_TASK REQUIREMENTS_:
Output the material below in its entirety, exactly as given.

|---|

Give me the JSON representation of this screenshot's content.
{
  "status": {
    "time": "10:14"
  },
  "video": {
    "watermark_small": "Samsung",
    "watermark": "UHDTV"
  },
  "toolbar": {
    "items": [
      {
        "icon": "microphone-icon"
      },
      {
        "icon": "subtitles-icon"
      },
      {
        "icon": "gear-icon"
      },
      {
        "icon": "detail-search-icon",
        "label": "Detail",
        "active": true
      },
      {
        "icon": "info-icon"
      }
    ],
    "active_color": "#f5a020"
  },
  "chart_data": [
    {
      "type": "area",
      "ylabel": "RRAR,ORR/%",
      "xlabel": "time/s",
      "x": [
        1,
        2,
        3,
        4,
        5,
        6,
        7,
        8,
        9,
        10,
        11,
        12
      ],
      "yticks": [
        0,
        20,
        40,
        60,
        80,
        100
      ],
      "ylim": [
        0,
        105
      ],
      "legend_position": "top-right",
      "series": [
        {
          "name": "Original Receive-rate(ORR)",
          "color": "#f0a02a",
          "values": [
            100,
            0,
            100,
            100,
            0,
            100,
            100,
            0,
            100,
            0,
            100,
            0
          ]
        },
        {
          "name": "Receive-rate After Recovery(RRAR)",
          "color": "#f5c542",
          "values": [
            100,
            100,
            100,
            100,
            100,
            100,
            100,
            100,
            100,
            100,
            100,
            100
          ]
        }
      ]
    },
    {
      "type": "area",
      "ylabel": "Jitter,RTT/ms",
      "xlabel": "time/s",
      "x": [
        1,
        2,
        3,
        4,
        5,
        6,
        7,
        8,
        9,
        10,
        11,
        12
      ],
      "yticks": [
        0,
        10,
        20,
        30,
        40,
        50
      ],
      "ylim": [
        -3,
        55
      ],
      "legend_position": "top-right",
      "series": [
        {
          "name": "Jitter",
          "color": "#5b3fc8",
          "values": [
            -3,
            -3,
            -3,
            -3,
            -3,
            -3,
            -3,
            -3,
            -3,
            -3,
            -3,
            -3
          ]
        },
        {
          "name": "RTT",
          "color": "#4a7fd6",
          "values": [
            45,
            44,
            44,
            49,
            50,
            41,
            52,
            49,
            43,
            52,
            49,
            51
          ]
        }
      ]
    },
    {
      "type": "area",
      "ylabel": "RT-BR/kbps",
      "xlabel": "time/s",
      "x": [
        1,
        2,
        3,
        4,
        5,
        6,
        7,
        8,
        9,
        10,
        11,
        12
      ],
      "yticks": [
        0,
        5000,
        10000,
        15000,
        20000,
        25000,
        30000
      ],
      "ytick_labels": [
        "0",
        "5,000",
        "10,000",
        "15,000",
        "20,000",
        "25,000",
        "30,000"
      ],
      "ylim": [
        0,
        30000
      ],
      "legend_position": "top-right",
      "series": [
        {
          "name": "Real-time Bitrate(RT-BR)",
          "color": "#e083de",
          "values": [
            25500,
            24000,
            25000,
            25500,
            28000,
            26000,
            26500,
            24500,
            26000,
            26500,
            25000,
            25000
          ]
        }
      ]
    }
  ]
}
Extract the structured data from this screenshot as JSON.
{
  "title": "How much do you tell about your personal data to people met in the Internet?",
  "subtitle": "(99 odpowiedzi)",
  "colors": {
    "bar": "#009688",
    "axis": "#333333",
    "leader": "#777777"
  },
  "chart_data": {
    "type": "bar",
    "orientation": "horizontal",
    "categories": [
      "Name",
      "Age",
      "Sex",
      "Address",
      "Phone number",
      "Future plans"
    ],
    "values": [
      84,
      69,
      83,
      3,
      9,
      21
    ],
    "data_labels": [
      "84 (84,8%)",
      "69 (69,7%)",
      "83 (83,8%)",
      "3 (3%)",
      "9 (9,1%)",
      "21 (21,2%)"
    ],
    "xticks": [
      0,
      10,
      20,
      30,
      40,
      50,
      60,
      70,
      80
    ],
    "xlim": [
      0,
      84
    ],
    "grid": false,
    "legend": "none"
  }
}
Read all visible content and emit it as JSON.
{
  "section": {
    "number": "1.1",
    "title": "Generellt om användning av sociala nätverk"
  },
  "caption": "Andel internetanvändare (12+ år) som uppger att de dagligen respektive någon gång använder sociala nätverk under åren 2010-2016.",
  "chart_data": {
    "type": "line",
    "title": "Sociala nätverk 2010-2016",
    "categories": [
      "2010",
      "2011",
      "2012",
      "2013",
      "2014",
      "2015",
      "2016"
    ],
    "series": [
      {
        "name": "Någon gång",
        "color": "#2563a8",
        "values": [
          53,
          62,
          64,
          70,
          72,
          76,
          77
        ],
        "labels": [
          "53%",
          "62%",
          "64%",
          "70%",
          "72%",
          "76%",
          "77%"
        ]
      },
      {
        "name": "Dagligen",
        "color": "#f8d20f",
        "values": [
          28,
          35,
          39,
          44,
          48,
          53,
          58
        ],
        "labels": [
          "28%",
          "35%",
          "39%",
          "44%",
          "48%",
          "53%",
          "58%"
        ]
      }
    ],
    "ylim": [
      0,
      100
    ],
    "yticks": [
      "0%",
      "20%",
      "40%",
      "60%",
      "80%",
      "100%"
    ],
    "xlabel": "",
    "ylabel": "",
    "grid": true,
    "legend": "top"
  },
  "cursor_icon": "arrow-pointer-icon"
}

|---|

_SOLUTION TO THE EXERCISE_:
Give me the JSON representation of this screenshot's content.
{
  "status": {
    "time": "10:14"
  },
  "video": {
    "watermark_small": "Samsung",
    "watermark": "UHDTV"
  },
  "toolbar": {
    "items": [
      {
        "icon": "microphone-icon"
      },
      {
        "icon": "subtitles-icon"
      },
      {
        "icon": "gear-icon"
      },
      {
        "icon": "detail-search-icon",
        "label": "Detail",
        "active": true
      },
      {
        "icon": "info-icon"
      }
    ],
    "active_color": "#f5a020"
  },
  "chart_data": [
    {
      "type": "area",
      "ylabel": "RRAR,ORR/%",
      "xlabel": "time/s",
      "x": [
        1,
        2,
        3,
        4,
        5,
        6,
        7,
        8,
        9,
        10,
        11,
        12
      ],
      "yticks": [
        0,
        20,
        40,
        60,
        80,
        100
      ],
      "ylim": [
        0,
        105
      ],
      "legend_position": "top-right",
      "series": [
        {
          "name": "Original Receive-rate(ORR)",
          "color": "#f0a02a",
          "values": [
            100,
            0,
            100,
            100,
            0,
            100,
            100,
            0,
            100,
            0,
            100,
            0
          ]
        },
        {
          "name": "Receive-rate After Recovery(RRAR)",
          "color": "#f5c542",
          "values": [
            100,
            100,
            100,
            100,
            100,
            100,
            100,
            100,
            100,
            100,
            100,
            100
          ]
        }
      ]
    },
    {
      "type": "area",
      "ylabel": "Jitter,RTT/ms",
      "xlabel": "time/s",
      "x": [
        1,
        2,
        3,
        4,
        5,
        6,
        7,
        8,
        9,
        10,
        11,
        12
      ],
      "yticks": [
        0,
        10,
        20,
        30,
        40,
        50
      ],
      "ylim": [
        -3,
        55
      ],
      "legend_position": "top-right",
      "series": [
        {
          "name": "Jitter",
          "color": "#5b3fc8",
          "values": [
            -3,
            -3,
            -3,
            -3,
            -3,
            -3,
            -3,
            -3,
            -3,
            -3,
            -3,
            -3
          ]
        },
        {
          "name": "RTT",
          "color": "#4a7fd6",
          "values": [
            45,
            44,
            44,
            49,
            50,
            41,
            52,
            49,
            43,
            52,
            49,
            51
          ]
        }
      ]
    },
    {
      "type": "area",
      "ylabel": "RT-BR/kbps",
      "xlabel": "time/s",
      "x": [
        1,
        2,
        3,
        4,
        5,
        6,
        7,
        8,
        9,
        10,
        11,
        12
      ],
      "yticks": [
        0,
        5000,
        10000,
        15000,
        20000,
        25000,
        30000
      ],
      "ytick_labels": [
        "0",
        "5,000",
        "10,000",
        "15,000",
        "20,000",
        "25,000",
        "30,000"
      ],
      "ylim": [
        0,
        30000
      ],
      "legend_position": "top-right",
      "series": [
        {
          "name": "Real-time Bitrate(RT-BR)",
          "color": "#e083de",
          "values": [
            25500,
            24000,
            25000,
            25500,
            28000,
            26000,
            26500,
            24500,
            26000,
            26500,
            25000,
            25000
          ]
        }
      ]
    }
  ]
}
Extract the structured data from this screenshot as JSON.
{
  "title": "How much do you tell about your personal data to people met in the Internet?",
  "subtitle": "(99 odpowiedzi)",
  "colors": {
    "bar": "#009688",
    "axis": "#333333",
    "leader": "#777777"
  },
  "chart_data": {
    "type": "bar",
    "orientation": "horizontal",
    "categories": [
      "Name",
      "Age",
      "Sex",
      "Address",
      "Phone number",
      "Future plans"
    ],
    "values": [
      84,
      69,
      83,
      3,
      9,
      21
    ],
    "data_labels": [
      "84 (84,8%)",
      "69 (69,7%)",
      "83 (83,8%)",
      "3 (3%)",
      "9 (9,1%)",
      "21 (21,2%)"
    ],
    "xticks": [
      0,
      10,
      20,
      30,
      40,
      50,
      60,
      70,
      80
    ],
    "xlim": [
      0,
      84
    ],
    "grid": false,
    "legend": "none"
  }
}
Read all visible content and emit it as JSON.
{
  "section": {
    "number": "1.1",
    "title": "Generellt om användning av sociala nätverk"
  },
  "caption": "Andel internetanvändare (12+ år) som uppger att de dagligen respektive någon gång använder sociala nätverk under åren 2010-2016.",
  "chart_data": {
    "type": "line",
    "title": "Sociala nätverk 2010-2016",
    "categories": [
      "2010",
      "2011",
      "2012",
      "2013",
      "2014",
      "2015",
      "2016"
    ],
    "series": [
      {
        "name": "Någon gång",
        "color": "#2563a8",
        "values": [
          53,
          62,
          64,
          70,
          72,
          76,
          77
        ],
        "labels": [
          "53%",
          "62%",
          "64%",
          "70%",
          "72%",
          "76%",
          "77%"
        ]
      },
      {
        "name": "Dagligen",
        "color": "#f8d20f",
        "values": [
          28,
          35,
          39,
          44,
          48,
          53,
          58
        ],
        "labels": [
          "28%",
          "35%",
          "39%",
          "44%",
          "48%",
          "53%",
          "58%"
        ]
      }
    ],
    "ylim": [
      0,
      100
    ],
    "yticks": [
      "0%",
      "20%",
      "40%",
      "60%",
      "80%",
      "100%"
    ],
    "xlabel": "",
    "ylabel": "",
    "grid": true,
    "legend": "top"
  },
  "cursor_icon": "arrow-pointer-icon"
}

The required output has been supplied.